## EXERCISE INSTRUCTIONS
Write out the whole listing again, exactly as given.

======== RECORD EXCERPTS

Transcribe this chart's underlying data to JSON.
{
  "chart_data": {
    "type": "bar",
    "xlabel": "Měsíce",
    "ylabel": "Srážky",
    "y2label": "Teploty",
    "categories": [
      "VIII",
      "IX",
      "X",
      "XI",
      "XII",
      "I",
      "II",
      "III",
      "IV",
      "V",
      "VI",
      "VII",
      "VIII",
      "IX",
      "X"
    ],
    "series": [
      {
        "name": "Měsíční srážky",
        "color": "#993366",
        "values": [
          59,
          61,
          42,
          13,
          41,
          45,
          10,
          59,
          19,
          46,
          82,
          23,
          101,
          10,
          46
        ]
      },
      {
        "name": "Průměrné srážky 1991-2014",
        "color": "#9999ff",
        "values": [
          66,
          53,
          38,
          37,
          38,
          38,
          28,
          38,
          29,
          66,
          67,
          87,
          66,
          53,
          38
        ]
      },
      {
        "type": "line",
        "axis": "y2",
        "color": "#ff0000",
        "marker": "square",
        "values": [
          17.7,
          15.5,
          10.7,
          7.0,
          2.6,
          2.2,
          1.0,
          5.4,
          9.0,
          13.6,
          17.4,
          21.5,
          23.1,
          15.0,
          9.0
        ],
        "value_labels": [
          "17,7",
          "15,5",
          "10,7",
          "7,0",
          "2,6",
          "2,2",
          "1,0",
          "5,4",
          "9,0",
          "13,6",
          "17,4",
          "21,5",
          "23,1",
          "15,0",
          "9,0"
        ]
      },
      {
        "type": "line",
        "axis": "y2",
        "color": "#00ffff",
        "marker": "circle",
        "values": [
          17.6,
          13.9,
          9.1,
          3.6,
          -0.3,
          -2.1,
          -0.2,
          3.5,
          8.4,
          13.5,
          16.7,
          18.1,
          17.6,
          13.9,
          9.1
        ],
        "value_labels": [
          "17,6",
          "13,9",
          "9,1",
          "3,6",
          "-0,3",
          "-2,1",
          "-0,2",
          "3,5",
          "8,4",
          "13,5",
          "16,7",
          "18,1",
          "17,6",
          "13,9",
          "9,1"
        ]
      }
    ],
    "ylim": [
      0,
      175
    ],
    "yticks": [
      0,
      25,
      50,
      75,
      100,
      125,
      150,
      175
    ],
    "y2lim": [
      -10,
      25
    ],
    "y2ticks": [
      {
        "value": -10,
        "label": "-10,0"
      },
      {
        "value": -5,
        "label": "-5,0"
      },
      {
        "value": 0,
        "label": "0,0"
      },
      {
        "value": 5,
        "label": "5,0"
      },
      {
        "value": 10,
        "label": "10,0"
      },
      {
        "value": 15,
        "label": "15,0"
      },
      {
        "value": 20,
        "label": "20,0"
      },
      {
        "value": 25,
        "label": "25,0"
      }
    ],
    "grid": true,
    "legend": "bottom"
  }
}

================

## OUTPUT OF THE EXERCISE
Transcribe this chart's underlying data to JSON.
{
  "chart_data": {
    "type": "bar",
    "xlabel": "Měsíce",
    "ylabel": "Srážky",
    "y2label": "Teploty",
    "categories": [
      "VIII",
      "IX",
      "X",
      "XI",
      "XII",
      "I",
      "II",
      "III",
      "IV",
      "V",
      "VI",
      "VII",
      "VIII",
      "IX",
      "X"
    ],
    "series": [
      {
        "name": "Měsíční srážky",
        "color": "#993366",
        "values": [
          59,
          61,
          42,
          13,
          41,
          45,
          10,
          59,
          19,
          46,
          82,
          23,
          101,
          10,
          46
        ]
      },
      {
        "name": "Průměrné srážky 1991-2014",
        "color": "#9999ff",
        "values": [
          66,
          53,
          38,
          37,
          38,
          38,
          28,
          38,
          29,
          66,
          67,
          87,
          66,
          53,
          38
        ]
      },
      {
        "type": "line",
        "axis": "y2",
        "color": "#ff0000",
        "marker": "square",
        "values": [
          17.7,
          15.5,
          10.7,
          7.0,
          2.6,
          2.2,
          1.0,
          5.4,
          9.0,
          13.6,
          17.4,
          21.5,
          23.1,
          15.0,
          9.0
        ],
        "value_labels": [
          "17,7",
          "15,5",
          "10,7",
          "7,0",
          "2,6",
          "2,2",
          "1,0",
          "5,4",
          "9,0",
          "13,6",
          "17,4",
          "21,5",
          "23,1",
          "15,0",
          "9,0"
        ]
      },
      {
        "type": "line",
        "axis": "y2",
        "color": "#00ffff",
        "marker": "circle",
        "values": [
          17.6,
          13.9,
          9.1,
          3.6,
          -0.3,
          -2.1,
          -0.2,
          3.5,
          8.4,
          13.5,
          16.7,
          18.1,
          17.6,
          13.9,
          9.1
        ],
        "value_labels": [
          "17,6",
          "13,9",
          "9,1",
          "3,6",
          "-0,3",
          "-2,1",
          "-0,2",
          "3,5",
          "8,4",
          "13,5",
          "16,7",
          "18,1",
          "17,6",
          "13,9",
          "9,1"
        ]
      }
    ],
    "ylim": [
      0,
      175
    ],
    "yticks": [
      0,
      25,
      50,
      75,
      100,
      125,
      150,
      175
    ],
    "y2lim": [
      -10,
      25
    ],
    "y2ticks": [
      {
        "value": -10,
        "label": "-10,0"
      },
      {
        "value": -5,
        "label": "-5,0"
      },
      {
        "value": 0,
        "label": "0,0"
      },
      {
        "value": 5,
        "label": "5,0"
      },
      {
        "value": 10,
        "label": "10,0"
      },
      {
        "value": 15,
        "label": "15,0"
      },
      {
        "value": 20,
        "label": "20,0"
      },
      {
        "value": 25,
        "label": "25,0"
      }
    ],
    "grid": true,
    "legend": "bottom"
  }
}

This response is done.